# [Records that describe figures]
● ● ● ●

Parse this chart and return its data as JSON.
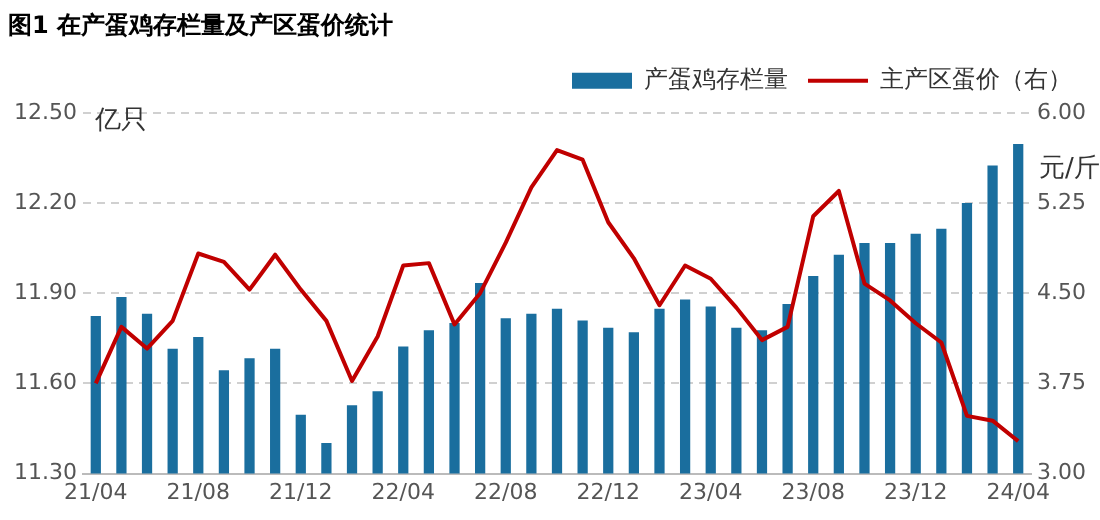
{
  "chart_data": {
    "type": "bar",
    "title": "图1 在产蛋鸡存栏量及产区蛋价统计",
    "categories": [
      "21/04",
      null,
      null,
      null,
      "21/08",
      null,
      null,
      null,
      "21/12",
      null,
      null,
      null,
      "22/04",
      null,
      null,
      null,
      "22/08",
      null,
      null,
      null,
      "22/12",
      null,
      null,
      null,
      "23/04",
      null,
      null,
      null,
      "23/08",
      null,
      null,
      null,
      "23/12",
      null,
      null,
      null,
      "24/04"
    ],
    "series": [
      {
        "name": "产蛋鸡存栏量",
        "color": "#1a6e9e",
        "values": [
          11.824,
          11.887,
          11.832,
          11.715,
          11.754,
          11.644,
          11.684,
          11.715,
          11.496,
          11.402,
          11.527,
          11.574,
          11.723,
          11.777,
          11.801,
          11.934,
          11.817,
          11.832,
          11.848,
          11.809,
          11.785,
          11.77,
          11.848,
          11.879,
          11.856,
          11.785,
          11.777,
          11.864,
          11.957,
          12.028,
          12.067,
          12.067,
          12.098,
          12.114,
          12.2,
          12.325,
          12.396
        ]
      },
      {
        "name": "主产区蛋价（右）",
        "type": "line",
        "axis": "y2",
        "color": "#c00000",
        "values": [
          3.75,
          4.22,
          4.04,
          4.27,
          4.83,
          4.76,
          4.53,
          4.82,
          4.53,
          4.27,
          3.77,
          4.14,
          4.73,
          4.75,
          4.24,
          4.5,
          4.92,
          5.38,
          5.69,
          5.61,
          5.09,
          4.79,
          4.4,
          4.73,
          4.62,
          4.38,
          4.11,
          4.22,
          5.14,
          5.35,
          4.58,
          4.44,
          4.25,
          4.09,
          3.48,
          3.44,
          3.27
        ]
      }
    ],
    "ylabel": "亿只",
    "y2label": "元/斤",
    "ylim": [
      11.3,
      12.5
    ],
    "yticks": [
      {
        "value": 11.3,
        "label": "11.30"
      },
      {
        "value": 11.6,
        "label": "11.60"
      },
      {
        "value": 11.9,
        "label": "11.90"
      },
      {
        "value": 12.2,
        "label": "12.20"
      },
      {
        "value": 12.5,
        "label": "12.50"
      }
    ],
    "y2lim": [
      3,
      6
    ],
    "y2ticks": [
      {
        "value": 3,
        "label": "3.00"
      },
      {
        "value": 3.75,
        "label": "3.75"
      },
      {
        "value": 4.5,
        "label": "4.50"
      },
      {
        "value": 5.25,
        "label": "5.25"
      },
      {
        "value": 6,
        "label": "6.00"
      }
    ],
    "grid": "y",
    "legend": "top right",
    "marker": "none",
    "line_style": "solid"
  }
}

● ● ● ●

# [Given instruction]
Reproduce the entries above word for word. Pictures stay out.

# [Response below]
Parse this chart and return its data as JSON.
{
  "chart_data": {
    "type": "bar",
    "title": "图1 在产蛋鸡存栏量及产区蛋价统计",
    "categories": [
      "21/04",
      null,
      null,
      null,
      "21/08",
      null,
      null,
      null,
      "21/12",
      null,
      null,
      null,
      "22/04",
      null,
      null,
      null,
      "22/08",
      null,
      null,
      null,
      "22/12",
      null,
      null,
      null,
      "23/04",
      null,
      null,
      null,
      "23/08",
      null,
      null,
      null,
      "23/12",
      null,
      null,
      null,
      "24/04"
    ],
    "series": [
      {
        "name": "产蛋鸡存栏量",
        "color": "#1a6e9e",
        "values": [
          11.824,
          11.887,
          11.832,
          11.715,
          11.754,
          11.644,
          11.684,
          11.715,
          11.496,
          11.402,
          11.527,
          11.574,
          11.723,
          11.777,
          11.801,
          11.934,
          11.817,
          11.832,
          11.848,
          11.809,
          11.785,
          11.77,
          11.848,
          11.879,
          11.856,
          11.785,
          11.777,
          11.864,
          11.957,
          12.028,
          12.067,
          12.067,
          12.098,
          12.114,
          12.2,
          12.325,
          12.396
        ]
      },
      {
        "name": "主产区蛋价（右）",
        "type": "line",
        "axis": "y2",
        "color": "#c00000",
        "values": [
          3.75,
          4.22,
          4.04,
          4.27,
          4.83,
          4.76,
          4.53,
          4.82,
          4.53,
          4.27,
          3.77,
          4.14,
          4.73,
          4.75,
          4.24,
          4.5,
          4.92,
          5.38,
          5.69,
          5.61,
          5.09,
          4.79,
          4.4,
          4.73,
          4.62,
          4.38,
          4.11,
          4.22,
          5.14,
          5.35,
          4.58,
          4.44,
          4.25,
          4.09,
          3.48,
          3.44,
          3.27
        ]
      }
    ],
    "ylabel": "亿只",
    "y2label": "元/斤",
    "ylim": [
      11.3,
      12.5
    ],
    "yticks": [
      {
        "value": 11.3,
        "label": "11.30"
      },
      {
        "value": 11.6,
        "label": "11.60"
      },
      {
        "value": 11.9,
        "label": "11.90"
      },
      {
        "value": 12.2,
        "label": "12.20"
      },
      {
        "value": 12.5,
        "label": "12.50"
      }
    ],
    "y2lim": [
      3,
      6
    ],
    "y2ticks": [
      {
        "value": 3,
        "label": "3.00"
      },
      {
        "value": 3.75,
        "label": "3.75"
      },
      {
        "value": 4.5,
        "label": "4.50"
      },
      {
        "value": 5.25,
        "label": "5.25"
      },
      {
        "value": 6,
        "label": "6.00"
      }
    ],
    "grid": "y",
    "legend": "top right",
    "marker": "none",
    "line_style": "solid"
  }
}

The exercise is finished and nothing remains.